* [STATED EXERCISE]:
Reproduce all of the material exactly as shown.

* [GIVEN DATA]:
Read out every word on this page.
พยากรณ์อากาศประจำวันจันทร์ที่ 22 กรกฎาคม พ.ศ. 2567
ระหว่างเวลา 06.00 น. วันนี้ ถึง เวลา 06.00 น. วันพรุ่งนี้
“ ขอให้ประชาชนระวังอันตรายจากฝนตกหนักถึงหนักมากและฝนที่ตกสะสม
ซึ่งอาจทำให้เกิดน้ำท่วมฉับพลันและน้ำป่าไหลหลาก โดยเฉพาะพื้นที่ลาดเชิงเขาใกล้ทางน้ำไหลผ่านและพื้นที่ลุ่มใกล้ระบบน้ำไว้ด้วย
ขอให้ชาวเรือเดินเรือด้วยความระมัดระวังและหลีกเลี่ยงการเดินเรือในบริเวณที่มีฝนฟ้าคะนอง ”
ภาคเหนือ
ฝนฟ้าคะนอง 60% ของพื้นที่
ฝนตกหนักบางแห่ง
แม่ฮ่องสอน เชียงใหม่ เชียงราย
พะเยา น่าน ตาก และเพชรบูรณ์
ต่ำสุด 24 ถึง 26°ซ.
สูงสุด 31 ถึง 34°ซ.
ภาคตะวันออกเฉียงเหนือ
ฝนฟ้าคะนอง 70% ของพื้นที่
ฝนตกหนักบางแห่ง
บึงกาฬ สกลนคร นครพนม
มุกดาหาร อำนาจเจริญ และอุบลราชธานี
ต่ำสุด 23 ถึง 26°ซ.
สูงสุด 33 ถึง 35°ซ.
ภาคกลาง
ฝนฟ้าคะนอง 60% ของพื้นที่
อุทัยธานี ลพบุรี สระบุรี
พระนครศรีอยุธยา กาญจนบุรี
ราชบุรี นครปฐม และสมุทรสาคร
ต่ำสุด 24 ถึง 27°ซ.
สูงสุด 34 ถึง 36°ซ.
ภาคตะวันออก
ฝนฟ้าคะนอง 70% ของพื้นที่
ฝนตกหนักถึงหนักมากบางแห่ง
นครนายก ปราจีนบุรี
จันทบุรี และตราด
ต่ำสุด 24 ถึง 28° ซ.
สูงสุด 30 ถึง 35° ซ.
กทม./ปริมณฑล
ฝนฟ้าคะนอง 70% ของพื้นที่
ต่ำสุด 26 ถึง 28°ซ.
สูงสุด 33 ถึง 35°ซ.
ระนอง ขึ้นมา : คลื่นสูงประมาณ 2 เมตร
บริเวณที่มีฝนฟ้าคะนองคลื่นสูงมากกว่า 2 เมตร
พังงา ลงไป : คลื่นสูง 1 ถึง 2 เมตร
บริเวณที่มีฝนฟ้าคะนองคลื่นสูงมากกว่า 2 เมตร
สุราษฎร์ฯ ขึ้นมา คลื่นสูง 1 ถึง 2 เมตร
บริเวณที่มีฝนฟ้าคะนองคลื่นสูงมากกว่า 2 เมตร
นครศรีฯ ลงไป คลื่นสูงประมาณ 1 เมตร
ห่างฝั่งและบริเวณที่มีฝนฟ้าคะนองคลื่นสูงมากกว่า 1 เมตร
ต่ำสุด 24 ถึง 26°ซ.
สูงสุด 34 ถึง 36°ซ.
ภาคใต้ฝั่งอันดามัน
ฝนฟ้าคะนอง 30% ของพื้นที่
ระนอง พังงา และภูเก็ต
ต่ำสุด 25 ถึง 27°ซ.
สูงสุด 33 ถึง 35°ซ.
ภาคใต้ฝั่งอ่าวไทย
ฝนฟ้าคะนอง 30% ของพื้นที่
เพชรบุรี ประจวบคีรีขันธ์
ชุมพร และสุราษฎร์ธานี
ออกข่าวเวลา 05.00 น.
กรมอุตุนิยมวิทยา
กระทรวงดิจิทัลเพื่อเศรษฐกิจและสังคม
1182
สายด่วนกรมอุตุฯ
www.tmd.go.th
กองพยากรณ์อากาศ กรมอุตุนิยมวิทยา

* [FULL OUTPUT]:
Read out every word on this page.
พยากรณ์อากาศประจำวันจันทร์ที่ 22 กรกฎาคม พ.ศ. 2567
ระหว่างเวลา 06.00 น. วันนี้ ถึง เวลา 06.00 น. วันพรุ่งนี้
“ ขอให้ประชาชนระวังอันตรายจากฝนตกหนักถึงหนักมากและฝนที่ตกสะสม
ซึ่งอาจทำให้เกิดน้ำท่วมฉับพลันและน้ำป่าไหลหลาก โดยเฉพาะพื้นที่ลาดเชิงเขาใกล้ทางน้ำไหลผ่านและพื้นที่ลุ่มใกล้ระบบน้ำไว้ด้วย
ขอให้ชาวเรือเดินเรือด้วยความระมัดระวังและหลีกเลี่ยงการเดินเรือในบริเวณที่มีฝนฟ้าคะนอง ”
ภาคเหนือ
ฝนฟ้าคะนอง 60% ของพื้นที่
ฝนตกหนักบางแห่ง
แม่ฮ่องสอน เชียงใหม่ เชียงราย
พะเยา น่าน ตาก และเพชรบูรณ์
ต่ำสุด 24 ถึง 26°ซ.
สูงสุด 31 ถึง 34°ซ.
ภาคตะวันออกเฉียงเหนือ
ฝนฟ้าคะนอง 70% ของพื้นที่
ฝนตกหนักบางแห่ง
บึงกาฬ สกลนคร นครพนม
มุกดาหาร อำนาจเจริญ และอุบลราชธานี
ต่ำสุด 23 ถึง 26°ซ.
สูงสุด 33 ถึง 35°ซ.
ภาคกลาง
ฝนฟ้าคะนอง 60% ของพื้นที่
อุทัยธานี ลพบุรี สระบุรี
พระนครศรีอยุธยา กาญจนบุรี
ราชบุรี นครปฐม และสมุทรสาคร
ต่ำสุด 24 ถึง 27°ซ.
สูงสุด 34 ถึง 36°ซ.
ภาคตะวันออก
ฝนฟ้าคะนอง 70% ของพื้นที่
ฝนตกหนักถึงหนักมากบางแห่ง
นครนายก ปราจีนบุรี
จันทบุรี และตราด
ต่ำสุด 24 ถึง 28° ซ.
สูงสุด 30 ถึง 35° ซ.
กทม./ปริมณฑล
ฝนฟ้าคะนอง 70% ของพื้นที่
ต่ำสุด 26 ถึง 28°ซ.
สูงสุด 33 ถึง 35°ซ.
ระนอง ขึ้นมา : คลื่นสูงประมาณ 2 เมตร
บริเวณที่มีฝนฟ้าคะนองคลื่นสูงมากกว่า 2 เมตร
พังงา ลงไป : คลื่นสูง 1 ถึง 2 เมตร
บริเวณที่มีฝนฟ้าคะนองคลื่นสูงมากกว่า 2 เมตร
สุราษฎร์ฯ ขึ้นมา คลื่นสูง 1 ถึง 2 เมตร
บริเวณที่มีฝนฟ้าคะนองคลื่นสูงมากกว่า 2 เมตร
นครศรีฯ ลงไป คลื่นสูงประมาณ 1 เมตร
ห่างฝั่งและบริเวณที่มีฝนฟ้าคะนองคลื่นสูงมากกว่า 1 เมตร
ต่ำสุด 24 ถึง 26°ซ.
สูงสุด 34 ถึง 36°ซ.
ภาคใต้ฝั่งอันดามัน
ฝนฟ้าคะนอง 30% ของพื้นที่
ระนอง พังงา และภูเก็ต
ต่ำสุด 25 ถึง 27°ซ.
สูงสุด 33 ถึง 35°ซ.
ภาคใต้ฝั่งอ่าวไทย
ฝนฟ้าคะนอง 30% ของพื้นที่
เพชรบุรี ประจวบคีรีขันธ์
ชุมพร และสุราษฎร์ธานี
ออกข่าวเวลา 05.00 น.
กรมอุตุนิยมวิทยา
กระทรวงดิจิทัลเพื่อเศรษฐกิจและสังคม
1182
สายด่วนกรมอุตุฯ
www.tmd.go.th
กองพยากรณ์อากาศ กรมอุตุนิยมวิทยา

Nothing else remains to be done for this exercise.